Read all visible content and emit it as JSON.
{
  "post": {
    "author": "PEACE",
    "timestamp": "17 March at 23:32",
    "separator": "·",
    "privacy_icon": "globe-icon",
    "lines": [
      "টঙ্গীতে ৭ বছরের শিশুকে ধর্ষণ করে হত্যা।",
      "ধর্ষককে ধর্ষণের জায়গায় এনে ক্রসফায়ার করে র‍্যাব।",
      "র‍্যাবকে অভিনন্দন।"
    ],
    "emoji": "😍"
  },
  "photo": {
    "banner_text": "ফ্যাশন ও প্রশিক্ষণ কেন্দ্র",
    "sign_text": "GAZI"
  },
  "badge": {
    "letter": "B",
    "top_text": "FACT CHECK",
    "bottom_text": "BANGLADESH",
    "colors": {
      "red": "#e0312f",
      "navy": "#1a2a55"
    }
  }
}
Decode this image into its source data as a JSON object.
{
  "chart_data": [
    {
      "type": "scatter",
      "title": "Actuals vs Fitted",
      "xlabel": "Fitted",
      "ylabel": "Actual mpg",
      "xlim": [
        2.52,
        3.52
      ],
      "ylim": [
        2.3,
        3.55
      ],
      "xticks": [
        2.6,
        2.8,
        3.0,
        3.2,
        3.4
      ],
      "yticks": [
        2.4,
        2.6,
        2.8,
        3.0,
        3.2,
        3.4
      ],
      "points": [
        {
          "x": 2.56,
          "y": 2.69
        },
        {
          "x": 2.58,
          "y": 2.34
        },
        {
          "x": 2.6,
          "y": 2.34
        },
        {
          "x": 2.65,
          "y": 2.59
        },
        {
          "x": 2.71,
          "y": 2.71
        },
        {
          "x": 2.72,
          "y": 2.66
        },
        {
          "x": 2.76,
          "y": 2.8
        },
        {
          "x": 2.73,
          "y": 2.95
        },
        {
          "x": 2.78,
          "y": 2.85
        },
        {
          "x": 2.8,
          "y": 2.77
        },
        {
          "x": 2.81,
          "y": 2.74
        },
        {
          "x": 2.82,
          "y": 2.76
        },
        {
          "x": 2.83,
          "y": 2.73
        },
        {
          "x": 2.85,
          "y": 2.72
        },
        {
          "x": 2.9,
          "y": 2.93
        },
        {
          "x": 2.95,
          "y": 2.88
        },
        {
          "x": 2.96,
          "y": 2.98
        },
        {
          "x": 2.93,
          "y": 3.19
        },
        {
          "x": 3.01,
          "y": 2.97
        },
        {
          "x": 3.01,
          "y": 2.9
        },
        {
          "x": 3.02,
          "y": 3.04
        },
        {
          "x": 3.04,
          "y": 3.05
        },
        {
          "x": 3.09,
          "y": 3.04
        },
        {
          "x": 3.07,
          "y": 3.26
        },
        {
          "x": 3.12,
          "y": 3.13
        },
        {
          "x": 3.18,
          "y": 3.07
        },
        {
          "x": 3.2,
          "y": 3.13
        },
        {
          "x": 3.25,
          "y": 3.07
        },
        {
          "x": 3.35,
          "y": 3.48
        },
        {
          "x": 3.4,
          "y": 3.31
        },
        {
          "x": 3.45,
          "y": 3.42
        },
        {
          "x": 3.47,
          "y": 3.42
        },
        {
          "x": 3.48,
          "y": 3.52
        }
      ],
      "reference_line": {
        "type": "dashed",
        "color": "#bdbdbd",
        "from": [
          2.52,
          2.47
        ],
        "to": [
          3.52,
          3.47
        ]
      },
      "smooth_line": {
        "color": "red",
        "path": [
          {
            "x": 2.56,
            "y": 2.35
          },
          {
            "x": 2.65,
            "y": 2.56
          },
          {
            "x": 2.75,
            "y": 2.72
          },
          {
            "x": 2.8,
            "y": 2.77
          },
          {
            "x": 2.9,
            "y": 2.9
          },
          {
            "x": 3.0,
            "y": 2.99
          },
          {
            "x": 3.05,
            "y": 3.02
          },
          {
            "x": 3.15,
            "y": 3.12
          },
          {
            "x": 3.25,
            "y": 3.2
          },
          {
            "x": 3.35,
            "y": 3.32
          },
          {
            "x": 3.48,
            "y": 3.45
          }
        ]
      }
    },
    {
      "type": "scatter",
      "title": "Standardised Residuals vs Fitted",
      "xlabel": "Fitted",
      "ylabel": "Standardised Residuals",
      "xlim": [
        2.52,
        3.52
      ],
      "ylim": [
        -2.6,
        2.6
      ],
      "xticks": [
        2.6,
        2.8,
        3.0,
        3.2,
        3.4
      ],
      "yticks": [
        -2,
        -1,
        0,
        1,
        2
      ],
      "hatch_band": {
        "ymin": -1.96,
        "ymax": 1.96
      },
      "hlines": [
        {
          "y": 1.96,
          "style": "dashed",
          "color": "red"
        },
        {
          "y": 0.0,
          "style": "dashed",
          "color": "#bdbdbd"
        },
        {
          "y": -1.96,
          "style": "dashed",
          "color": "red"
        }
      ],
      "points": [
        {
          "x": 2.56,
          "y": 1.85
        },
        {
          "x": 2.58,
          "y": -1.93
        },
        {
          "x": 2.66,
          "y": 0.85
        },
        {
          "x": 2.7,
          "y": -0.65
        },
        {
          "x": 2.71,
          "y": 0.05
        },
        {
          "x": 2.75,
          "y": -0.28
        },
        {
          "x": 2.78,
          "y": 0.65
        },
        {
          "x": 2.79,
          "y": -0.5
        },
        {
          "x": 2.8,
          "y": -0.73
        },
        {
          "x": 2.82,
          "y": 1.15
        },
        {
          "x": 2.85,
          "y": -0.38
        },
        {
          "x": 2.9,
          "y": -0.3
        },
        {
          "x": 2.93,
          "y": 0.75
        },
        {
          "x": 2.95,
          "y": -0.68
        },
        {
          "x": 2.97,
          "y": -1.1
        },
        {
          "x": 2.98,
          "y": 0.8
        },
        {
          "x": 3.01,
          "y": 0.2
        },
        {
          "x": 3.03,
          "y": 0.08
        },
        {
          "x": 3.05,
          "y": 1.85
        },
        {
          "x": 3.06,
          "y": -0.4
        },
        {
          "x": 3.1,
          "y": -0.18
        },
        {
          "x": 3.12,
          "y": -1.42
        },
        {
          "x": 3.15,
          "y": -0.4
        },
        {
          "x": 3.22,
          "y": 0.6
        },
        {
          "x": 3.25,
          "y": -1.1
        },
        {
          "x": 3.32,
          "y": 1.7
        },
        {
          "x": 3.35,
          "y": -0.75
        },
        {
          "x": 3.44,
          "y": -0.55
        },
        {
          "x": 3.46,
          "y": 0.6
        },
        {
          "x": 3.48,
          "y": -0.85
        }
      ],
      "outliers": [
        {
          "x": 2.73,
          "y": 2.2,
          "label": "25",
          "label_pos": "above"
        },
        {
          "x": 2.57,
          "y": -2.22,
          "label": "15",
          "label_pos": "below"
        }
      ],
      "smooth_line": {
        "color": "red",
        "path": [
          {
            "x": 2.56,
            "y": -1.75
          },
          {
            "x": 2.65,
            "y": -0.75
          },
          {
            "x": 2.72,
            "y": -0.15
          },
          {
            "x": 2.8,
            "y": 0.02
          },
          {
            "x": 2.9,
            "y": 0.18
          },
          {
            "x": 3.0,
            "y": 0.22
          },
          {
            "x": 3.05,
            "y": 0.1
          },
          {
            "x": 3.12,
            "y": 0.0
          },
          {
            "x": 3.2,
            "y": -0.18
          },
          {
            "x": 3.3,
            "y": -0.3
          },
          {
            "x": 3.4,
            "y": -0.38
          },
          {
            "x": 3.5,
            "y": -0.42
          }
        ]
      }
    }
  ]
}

_ _ _ _ _ _ _

Aim of the exercise: From the data above, work out how many lines hold "JSON". Answer with the number alone.

Answer: 2